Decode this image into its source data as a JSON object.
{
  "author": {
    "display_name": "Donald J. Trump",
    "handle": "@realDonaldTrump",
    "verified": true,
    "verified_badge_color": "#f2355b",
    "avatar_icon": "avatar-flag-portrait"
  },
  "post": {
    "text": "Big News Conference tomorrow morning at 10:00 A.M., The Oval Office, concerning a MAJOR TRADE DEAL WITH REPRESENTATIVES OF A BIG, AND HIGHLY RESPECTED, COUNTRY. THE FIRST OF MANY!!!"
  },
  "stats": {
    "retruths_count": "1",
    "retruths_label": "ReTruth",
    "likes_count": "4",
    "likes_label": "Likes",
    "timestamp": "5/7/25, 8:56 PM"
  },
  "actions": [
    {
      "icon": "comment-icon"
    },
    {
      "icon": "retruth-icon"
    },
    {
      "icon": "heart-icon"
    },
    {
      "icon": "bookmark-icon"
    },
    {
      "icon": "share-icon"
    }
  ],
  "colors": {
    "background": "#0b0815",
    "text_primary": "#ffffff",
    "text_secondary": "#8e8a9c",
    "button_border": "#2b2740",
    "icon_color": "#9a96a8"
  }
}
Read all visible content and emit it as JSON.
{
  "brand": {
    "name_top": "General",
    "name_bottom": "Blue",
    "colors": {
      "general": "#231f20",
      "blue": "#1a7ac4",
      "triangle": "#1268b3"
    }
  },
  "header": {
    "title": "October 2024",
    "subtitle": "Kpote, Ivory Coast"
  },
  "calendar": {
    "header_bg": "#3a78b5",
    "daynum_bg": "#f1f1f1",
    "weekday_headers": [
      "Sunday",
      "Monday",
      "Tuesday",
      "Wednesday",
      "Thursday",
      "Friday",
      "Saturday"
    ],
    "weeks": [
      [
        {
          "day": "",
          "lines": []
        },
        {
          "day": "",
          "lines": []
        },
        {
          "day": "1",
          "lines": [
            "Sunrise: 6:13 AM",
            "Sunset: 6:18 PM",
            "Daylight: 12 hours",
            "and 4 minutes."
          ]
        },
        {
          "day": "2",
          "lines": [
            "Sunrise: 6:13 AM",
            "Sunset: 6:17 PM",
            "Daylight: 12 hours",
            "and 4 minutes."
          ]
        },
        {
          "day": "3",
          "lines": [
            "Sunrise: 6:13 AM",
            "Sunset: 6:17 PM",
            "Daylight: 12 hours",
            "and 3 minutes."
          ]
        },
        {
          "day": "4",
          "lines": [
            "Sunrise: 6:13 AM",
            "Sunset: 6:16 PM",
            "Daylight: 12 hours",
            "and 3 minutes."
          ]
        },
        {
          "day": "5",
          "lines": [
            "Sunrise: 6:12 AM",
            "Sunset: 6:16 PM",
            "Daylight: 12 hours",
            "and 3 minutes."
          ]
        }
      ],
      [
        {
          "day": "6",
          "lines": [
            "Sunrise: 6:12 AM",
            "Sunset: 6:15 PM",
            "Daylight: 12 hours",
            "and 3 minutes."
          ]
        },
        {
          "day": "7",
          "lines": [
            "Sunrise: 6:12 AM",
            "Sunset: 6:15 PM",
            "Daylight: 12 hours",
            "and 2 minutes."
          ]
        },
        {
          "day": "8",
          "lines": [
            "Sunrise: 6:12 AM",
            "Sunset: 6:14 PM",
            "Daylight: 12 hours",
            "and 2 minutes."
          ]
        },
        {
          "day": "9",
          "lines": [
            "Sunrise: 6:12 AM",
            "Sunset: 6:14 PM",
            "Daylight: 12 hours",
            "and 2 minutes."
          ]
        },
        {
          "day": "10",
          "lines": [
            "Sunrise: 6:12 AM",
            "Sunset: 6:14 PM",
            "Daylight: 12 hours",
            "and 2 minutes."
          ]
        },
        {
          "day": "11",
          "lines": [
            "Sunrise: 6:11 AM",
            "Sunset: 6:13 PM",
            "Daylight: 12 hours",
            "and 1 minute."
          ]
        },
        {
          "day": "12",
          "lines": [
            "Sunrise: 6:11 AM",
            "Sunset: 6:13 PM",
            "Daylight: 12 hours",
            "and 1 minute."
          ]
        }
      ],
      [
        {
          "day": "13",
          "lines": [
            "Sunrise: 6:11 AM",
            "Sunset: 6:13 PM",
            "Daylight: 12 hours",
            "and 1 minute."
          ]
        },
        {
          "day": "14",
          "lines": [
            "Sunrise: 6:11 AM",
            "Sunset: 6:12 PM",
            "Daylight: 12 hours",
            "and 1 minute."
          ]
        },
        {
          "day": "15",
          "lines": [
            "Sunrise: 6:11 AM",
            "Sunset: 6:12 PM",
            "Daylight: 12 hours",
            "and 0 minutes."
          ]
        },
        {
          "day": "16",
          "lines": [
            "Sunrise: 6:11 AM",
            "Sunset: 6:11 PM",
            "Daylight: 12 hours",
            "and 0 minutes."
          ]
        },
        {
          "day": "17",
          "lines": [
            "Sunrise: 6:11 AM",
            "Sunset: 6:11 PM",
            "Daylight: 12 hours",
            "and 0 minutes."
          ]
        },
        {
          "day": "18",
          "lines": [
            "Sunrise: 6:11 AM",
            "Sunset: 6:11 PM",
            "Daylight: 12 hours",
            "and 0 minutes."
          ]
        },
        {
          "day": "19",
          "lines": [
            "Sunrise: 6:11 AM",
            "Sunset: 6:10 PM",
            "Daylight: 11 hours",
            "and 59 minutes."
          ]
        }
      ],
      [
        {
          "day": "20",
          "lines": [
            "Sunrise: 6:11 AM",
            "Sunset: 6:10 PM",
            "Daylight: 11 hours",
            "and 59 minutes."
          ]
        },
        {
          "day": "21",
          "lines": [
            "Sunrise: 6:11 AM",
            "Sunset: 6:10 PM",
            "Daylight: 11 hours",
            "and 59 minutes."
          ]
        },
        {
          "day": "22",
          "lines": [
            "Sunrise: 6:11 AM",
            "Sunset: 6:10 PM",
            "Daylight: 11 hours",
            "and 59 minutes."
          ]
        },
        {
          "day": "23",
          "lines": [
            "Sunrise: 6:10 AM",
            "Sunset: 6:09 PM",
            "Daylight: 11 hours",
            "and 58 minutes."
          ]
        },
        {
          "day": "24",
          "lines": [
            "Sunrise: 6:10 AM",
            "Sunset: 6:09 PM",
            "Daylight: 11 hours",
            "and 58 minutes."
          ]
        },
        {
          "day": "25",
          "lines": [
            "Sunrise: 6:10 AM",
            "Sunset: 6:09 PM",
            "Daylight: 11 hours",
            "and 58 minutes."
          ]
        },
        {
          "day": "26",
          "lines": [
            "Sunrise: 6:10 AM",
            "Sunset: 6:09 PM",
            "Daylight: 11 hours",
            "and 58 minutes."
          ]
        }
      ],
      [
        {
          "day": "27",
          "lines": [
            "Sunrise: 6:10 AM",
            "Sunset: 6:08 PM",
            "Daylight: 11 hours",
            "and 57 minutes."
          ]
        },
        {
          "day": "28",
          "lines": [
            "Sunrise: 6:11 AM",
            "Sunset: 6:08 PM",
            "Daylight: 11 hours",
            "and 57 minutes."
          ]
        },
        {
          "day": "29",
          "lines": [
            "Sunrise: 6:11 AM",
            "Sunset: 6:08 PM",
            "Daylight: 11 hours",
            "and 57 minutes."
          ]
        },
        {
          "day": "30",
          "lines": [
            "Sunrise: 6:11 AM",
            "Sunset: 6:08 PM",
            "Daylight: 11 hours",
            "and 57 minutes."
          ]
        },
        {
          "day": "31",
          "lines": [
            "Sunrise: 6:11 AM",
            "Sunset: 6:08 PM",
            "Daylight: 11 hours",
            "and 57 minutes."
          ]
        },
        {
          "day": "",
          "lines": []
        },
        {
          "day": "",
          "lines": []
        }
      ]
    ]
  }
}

----------------------------------------

▶ [AIM OF THE EXERCISE] Quote all the records exactly, please, leaving none out.

▶ [REPLY TO THE EXERCISE]
Decode this image into its source data as a JSON object.
{
  "author": {
    "display_name": "Donald J. Trump",
    "handle": "@realDonaldTrump",
    "verified": true,
    "verified_badge_color": "#f2355b",
    "avatar_icon": "avatar-flag-portrait"
  },
  "post": {
    "text": "Big News Conference tomorrow morning at 10:00 A.M., The Oval Office, concerning a MAJOR TRADE DEAL WITH REPRESENTATIVES OF A BIG, AND HIGHLY RESPECTED, COUNTRY. THE FIRST OF MANY!!!"
  },
  "stats": {
    "retruths_count": "1",
    "retruths_label": "ReTruth",
    "likes_count": "4",
    "likes_label": "Likes",
    "timestamp": "5/7/25, 8:56 PM"
  },
  "actions": [
    {
      "icon": "comment-icon"
    },
    {
      "icon": "retruth-icon"
    },
    {
      "icon": "heart-icon"
    },
    {
      "icon": "bookmark-icon"
    },
    {
      "icon": "share-icon"
    }
  ],
  "colors": {
    "background": "#0b0815",
    "text_primary": "#ffffff",
    "text_secondary": "#8e8a9c",
    "button_border": "#2b2740",
    "icon_color": "#9a96a8"
  }
}
Read all visible content and emit it as JSON.
{
  "brand": {
    "name_top": "General",
    "name_bottom": "Blue",
    "colors": {
      "general": "#231f20",
      "blue": "#1a7ac4",
      "triangle": "#1268b3"
    }
  },
  "header": {
    "title": "October 2024",
    "subtitle": "Kpote, Ivory Coast"
  },
  "calendar": {
    "header_bg": "#3a78b5",
    "daynum_bg": "#f1f1f1",
    "weekday_headers": [
      "Sunday",
      "Monday",
      "Tuesday",
      "Wednesday",
      "Thursday",
      "Friday",
      "Saturday"
    ],
    "weeks": [
      [
        {
          "day": "",
          "lines": []
        },
        {
          "day": "",
          "lines": []
        },
        {
          "day": "1",
          "lines": [
            "Sunrise: 6:13 AM",
            "Sunset: 6:18 PM",
            "Daylight: 12 hours",
            "and 4 minutes."
          ]
        },
        {
          "day": "2",
          "lines": [
            "Sunrise: 6:13 AM",
            "Sunset: 6:17 PM",
            "Daylight: 12 hours",
            "and 4 minutes."
          ]
        },
        {
          "day": "3",
          "lines": [
            "Sunrise: 6:13 AM",
            "Sunset: 6:17 PM",
            "Daylight: 12 hours",
            "and 3 minutes."
          ]
        },
        {
          "day": "4",
          "lines": [
            "Sunrise: 6:13 AM",
            "Sunset: 6:16 PM",
            "Daylight: 12 hours",
            "and 3 minutes."
          ]
        },
        {
          "day": "5",
          "lines": [
            "Sunrise: 6:12 AM",
            "Sunset: 6:16 PM",
            "Daylight: 12 hours",
            "and 3 minutes."
          ]
        }
      ],
      [
        {
          "day": "6",
          "lines": [
            "Sunrise: 6:12 AM",
            "Sunset: 6:15 PM",
            "Daylight: 12 hours",
            "and 3 minutes."
          ]
        },
        {
          "day": "7",
          "lines": [
            "Sunrise: 6:12 AM",
            "Sunset: 6:15 PM",
            "Daylight: 12 hours",
            "and 2 minutes."
          ]
        },
        {
          "day": "8",
          "lines": [
            "Sunrise: 6:12 AM",
            "Sunset: 6:14 PM",
            "Daylight: 12 hours",
            "and 2 minutes."
          ]
        },
        {
          "day": "9",
          "lines": [
            "Sunrise: 6:12 AM",
            "Sunset: 6:14 PM",
            "Daylight: 12 hours",
            "and 2 minutes."
          ]
        },
        {
          "day": "10",
          "lines": [
            "Sunrise: 6:12 AM",
            "Sunset: 6:14 PM",
            "Daylight: 12 hours",
            "and 2 minutes."
          ]
        },
        {
          "day": "11",
          "lines": [
            "Sunrise: 6:11 AM",
            "Sunset: 6:13 PM",
            "Daylight: 12 hours",
            "and 1 minute."
          ]
        },
        {
          "day": "12",
          "lines": [
            "Sunrise: 6:11 AM",
            "Sunset: 6:13 PM",
            "Daylight: 12 hours",
            "and 1 minute."
          ]
        }
      ],
      [
        {
          "day": "13",
          "lines": [
            "Sunrise: 6:11 AM",
            "Sunset: 6:13 PM",
            "Daylight: 12 hours",
            "and 1 minute."
          ]
        },
        {
          "day": "14",
          "lines": [
            "Sunrise: 6:11 AM",
            "Sunset: 6:12 PM",
            "Daylight: 12 hours",
            "and 1 minute."
          ]
        },
        {
          "day": "15",
          "lines": [
            "Sunrise: 6:11 AM",
            "Sunset: 6:12 PM",
            "Daylight: 12 hours",
            "and 0 minutes."
          ]
        },
        {
          "day": "16",
          "lines": [
            "Sunrise: 6:11 AM",
            "Sunset: 6:11 PM",
            "Daylight: 12 hours",
            "and 0 minutes."
          ]
        },
        {
          "day": "17",
          "lines": [
            "Sunrise: 6:11 AM",
            "Sunset: 6:11 PM",
            "Daylight: 12 hours",
            "and 0 minutes."
          ]
        },
        {
          "day": "18",
          "lines": [
            "Sunrise: 6:11 AM",
            "Sunset: 6:11 PM",
            "Daylight: 12 hours",
            "and 0 minutes."
          ]
        },
        {
          "day": "19",
          "lines": [
            "Sunrise: 6:11 AM",
            "Sunset: 6:10 PM",
            "Daylight: 11 hours",
            "and 59 minutes."
          ]
        }
      ],
      [
        {
          "day": "20",
          "lines": [
            "Sunrise: 6:11 AM",
            "Sunset: 6:10 PM",
            "Daylight: 11 hours",
            "and 59 minutes."
          ]
        },
        {
          "day": "21",
          "lines": [
            "Sunrise: 6:11 AM",
            "Sunset: 6:10 PM",
            "Daylight: 11 hours",
            "and 59 minutes."
          ]
        },
        {
          "day": "22",
          "lines": [
            "Sunrise: 6:11 AM",
            "Sunset: 6:10 PM",
            "Daylight: 11 hours",
            "and 59 minutes."
          ]
        },
        {
          "day": "23",
          "lines": [
            "Sunrise: 6:10 AM",
            "Sunset: 6:09 PM",
            "Daylight: 11 hours",
            "and 58 minutes."
          ]
        },
        {
          "day": "24",
          "lines": [
            "Sunrise: 6:10 AM",
            "Sunset: 6:09 PM",
            "Daylight: 11 hours",
            "and 58 minutes."
          ]
        },
        {
          "day": "25",
          "lines": [
            "Sunrise: 6:10 AM",
            "Sunset: 6:09 PM",
            "Daylight: 11 hours",
            "and 58 minutes."
          ]
        },
        {
          "day": "26",
          "lines": [
            "Sunrise: 6:10 AM",
            "Sunset: 6:09 PM",
            "Daylight: 11 hours",
            "and 58 minutes."
          ]
        }
      ],
      [
        {
          "day": "27",
          "lines": [
            "Sunrise: 6:10 AM",
            "Sunset: 6:08 PM",
            "Daylight: 11 hours",
            "and 57 minutes."
          ]
        },
        {
          "day": "28",
          "lines": [
            "Sunrise: 6:11 AM",
            "Sunset: 6:08 PM",
            "Daylight: 11 hours",
            "and 57 minutes."
          ]
        },
        {
          "day": "29",
          "lines": [
            "Sunrise: 6:11 AM",
            "Sunset: 6:08 PM",
            "Daylight: 11 hours",
            "and 57 minutes."
          ]
        },
        {
          "day": "30",
          "lines": [
            "Sunrise: 6:11 AM",
            "Sunset: 6:08 PM",
            "Daylight: 11 hours",
            "and 57 minutes."
          ]
        },
        {
          "day": "31",
          "lines": [
            "Sunrise: 6:11 AM",
            "Sunset: 6:08 PM",
            "Daylight: 11 hours",
            "and 57 minutes."
          ]
        },
        {
          "day": "",
          "lines": []
        },
        {
          "day": "",
          "lines": []
        }
      ]
    ]
  }
}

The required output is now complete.